§ What needs to be done:
Repeat what the lines below say, word for word, and skip every image.

§ Source records:

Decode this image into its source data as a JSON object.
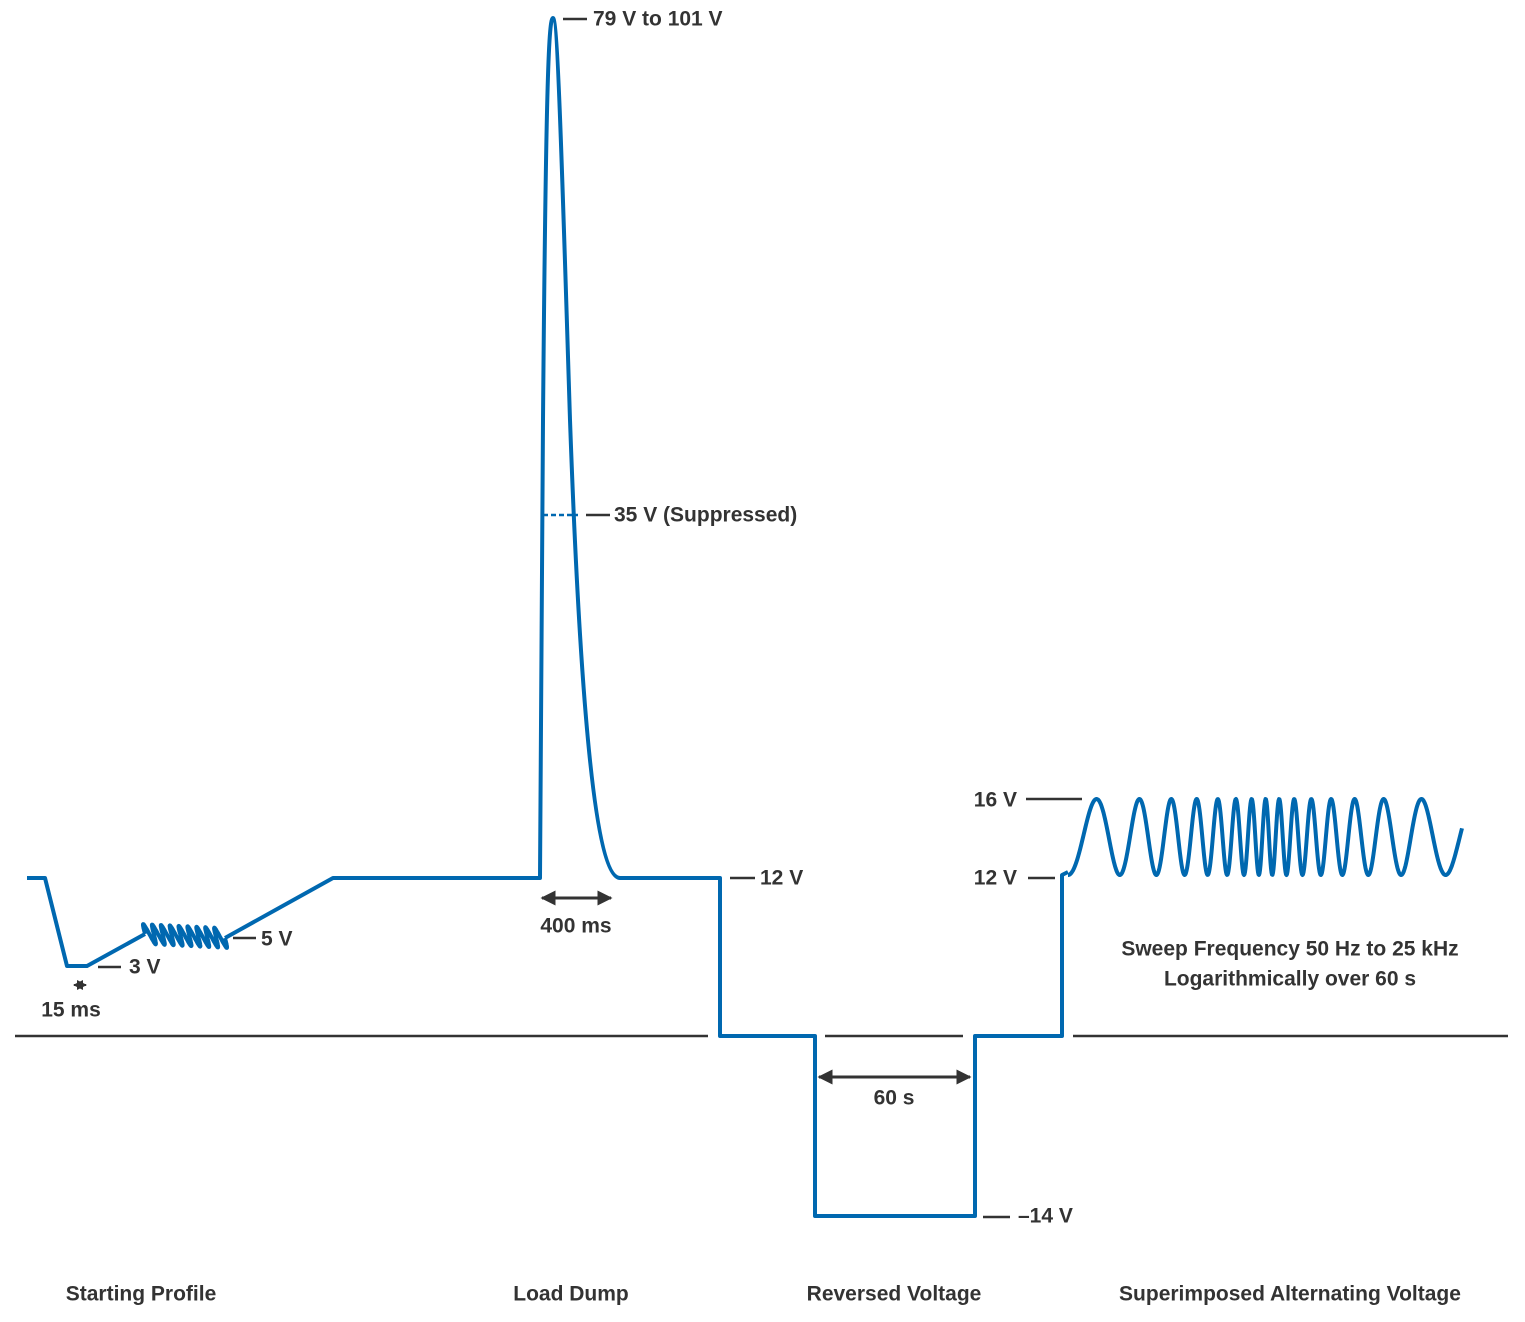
{
  "annotations": {
    "peak": "79 V to 101 V",
    "suppressed": "35 V (Suppressed)",
    "load_dump_level": "12 V",
    "ripple_level": "5 V",
    "dip_level": "3 V",
    "dip_time": "15 ms",
    "load_dump_time": "400 ms",
    "reverse_time": "60 s",
    "reverse_level": "–14 V",
    "sweep_high": "16 V",
    "sweep_low": "12 V",
    "sweep_line1": "Sweep Frequency 50 Hz to 25 kHz",
    "sweep_line2": "Logarithmically over 60 s"
  },
  "sections": [
    "Starting Profile",
    "Load Dump",
    "Reversed Voltage",
    "Superimposed Alternating Voltage"
  ]
}
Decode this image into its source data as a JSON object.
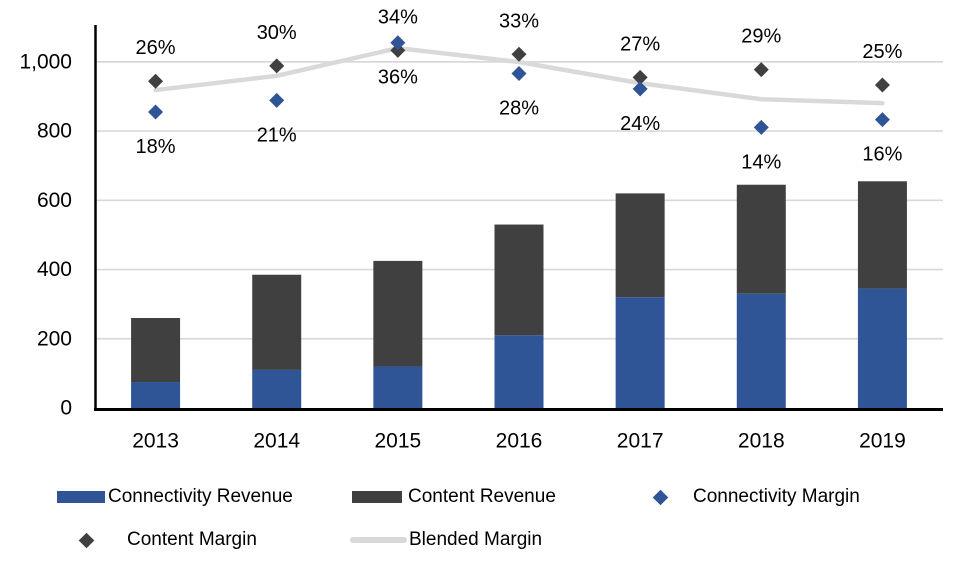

§ Exercise answer:
Decode this image into its source data as a JSON object.
{
  "annotations": {
    "peak": "79 V to 101 V",
    "suppressed": "35 V (Suppressed)",
    "load_dump_level": "12 V",
    "ripple_level": "5 V",
    "dip_level": "3 V",
    "dip_time": "15 ms",
    "load_dump_time": "400 ms",
    "reverse_time": "60 s",
    "reverse_level": "–14 V",
    "sweep_high": "16 V",
    "sweep_low": "12 V",
    "sweep_line1": "Sweep Frequency 50 Hz to 25 kHz",
    "sweep_line2": "Logarithmically over 60 s"
  },
  "sections": [
    "Starting Profile",
    "Load Dump",
    "Reversed Voltage",
    "Superimposed Alternating Voltage"
  ]
}
Decode this image into its source data as a JSON object.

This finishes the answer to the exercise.